### [The request]
Print the data exactly as it is given, please.

Dataset records:
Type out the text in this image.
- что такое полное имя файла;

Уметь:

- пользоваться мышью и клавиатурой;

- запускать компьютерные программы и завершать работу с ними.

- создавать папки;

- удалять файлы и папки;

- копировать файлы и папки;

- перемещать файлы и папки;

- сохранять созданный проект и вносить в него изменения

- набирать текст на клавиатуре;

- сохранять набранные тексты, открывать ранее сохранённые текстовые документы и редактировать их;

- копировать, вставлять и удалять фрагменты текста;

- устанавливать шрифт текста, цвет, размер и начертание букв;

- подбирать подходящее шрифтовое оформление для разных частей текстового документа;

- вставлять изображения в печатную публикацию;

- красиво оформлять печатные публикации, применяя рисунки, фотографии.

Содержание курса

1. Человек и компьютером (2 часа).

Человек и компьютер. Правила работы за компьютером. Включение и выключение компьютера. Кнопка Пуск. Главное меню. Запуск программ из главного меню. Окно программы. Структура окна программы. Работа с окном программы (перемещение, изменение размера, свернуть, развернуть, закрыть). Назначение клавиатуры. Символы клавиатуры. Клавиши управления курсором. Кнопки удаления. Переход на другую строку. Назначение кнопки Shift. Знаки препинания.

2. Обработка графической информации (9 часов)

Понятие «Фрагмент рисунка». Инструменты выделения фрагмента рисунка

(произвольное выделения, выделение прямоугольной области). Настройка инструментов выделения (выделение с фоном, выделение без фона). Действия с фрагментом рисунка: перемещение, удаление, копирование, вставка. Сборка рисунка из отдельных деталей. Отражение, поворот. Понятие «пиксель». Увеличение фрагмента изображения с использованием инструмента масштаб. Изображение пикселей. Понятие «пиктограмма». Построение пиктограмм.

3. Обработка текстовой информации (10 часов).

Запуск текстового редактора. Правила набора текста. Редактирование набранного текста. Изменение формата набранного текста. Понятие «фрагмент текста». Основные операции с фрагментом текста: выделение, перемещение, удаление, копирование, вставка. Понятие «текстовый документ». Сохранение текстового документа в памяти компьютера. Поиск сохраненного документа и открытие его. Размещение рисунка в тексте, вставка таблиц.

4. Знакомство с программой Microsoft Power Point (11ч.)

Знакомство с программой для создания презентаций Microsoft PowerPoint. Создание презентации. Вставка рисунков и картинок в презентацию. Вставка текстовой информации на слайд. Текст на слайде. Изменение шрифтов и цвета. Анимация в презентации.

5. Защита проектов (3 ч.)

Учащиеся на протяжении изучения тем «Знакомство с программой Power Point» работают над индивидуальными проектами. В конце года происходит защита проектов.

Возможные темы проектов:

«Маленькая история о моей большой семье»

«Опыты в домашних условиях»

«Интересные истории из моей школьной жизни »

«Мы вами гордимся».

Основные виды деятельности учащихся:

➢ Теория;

### [Reply to the exercise]
Type out the text in this image.
- что такое полное имя файла;

Уметь:

- пользоваться мышью и клавиатурой;

- запускать компьютерные программы и завершать работу с ними.

- создавать папки;

- удалять файлы и папки;

- копировать файлы и папки;

- перемещать файлы и папки;

- сохранять созданный проект и вносить в него изменения

- набирать текст на клавиатуре;

- сохранять набранные тексты, открывать ранее сохранённые текстовые документы и редактировать их;

- копировать, вставлять и удалять фрагменты текста;

- устанавливать шрифт текста, цвет, размер и начертание букв;

- подбирать подходящее шрифтовое оформление для разных частей текстового документа;

- вставлять изображения в печатную публикацию;

- красиво оформлять печатные публикации, применяя рисунки, фотографии.

Содержание курса

1. Человек и компьютером (2 часа).

Человек и компьютер. Правила работы за компьютером. Включение и выключение компьютера. Кнопка Пуск. Главное меню. Запуск программ из главного меню. Окно программы. Структура окна программы. Работа с окном программы (перемещение, изменение размера, свернуть, развернуть, закрыть). Назначение клавиатуры. Символы клавиатуры. Клавиши управления курсором. Кнопки удаления. Переход на другую строку. Назначение кнопки Shift. Знаки препинания.

2. Обработка графической информации (9 часов)

Понятие «Фрагмент рисунка». Инструменты выделения фрагмента рисунка

(произвольное выделения, выделение прямоугольной области). Настройка инструментов выделения (выделение с фоном, выделение без фона). Действия с фрагментом рисунка: перемещение, удаление, копирование, вставка. Сборка рисунка из отдельных деталей. Отражение, поворот. Понятие «пиксель». Увеличение фрагмента изображения с использованием инструмента масштаб. Изображение пикселей. Понятие «пиктограмма». Построение пиктограмм.

3. Обработка текстовой информации (10 часов).

Запуск текстового редактора. Правила набора текста. Редактирование набранного текста. Изменение формата набранного текста. Понятие «фрагмент текста». Основные операции с фрагментом текста: выделение, перемещение, удаление, копирование, вставка. Понятие «текстовый документ». Сохранение текстового документа в памяти компьютера. Поиск сохраненного документа и открытие его. Размещение рисунка в тексте, вставка таблиц.

4. Знакомство с программой Microsoft Power Point (11ч.)

Знакомство с программой для создания презентаций Microsoft PowerPoint. Создание презентации. Вставка рисунков и картинок в презентацию. Вставка текстовой информации на слайд. Текст на слайде. Изменение шрифтов и цвета. Анимация в презентации.

5. Защита проектов (3 ч.)

Учащиеся на протяжении изучения тем «Знакомство с программой Power Point» работают над индивидуальными проектами. В конце года происходит защита проектов.

Возможные темы проектов:

«Маленькая история о моей большой семье»

«Опыты в домашних условиях»

«Интересные истории из моей школьной жизни »

«Мы вами гордимся».

Основные виды деятельности учащихся:

➢ Теория;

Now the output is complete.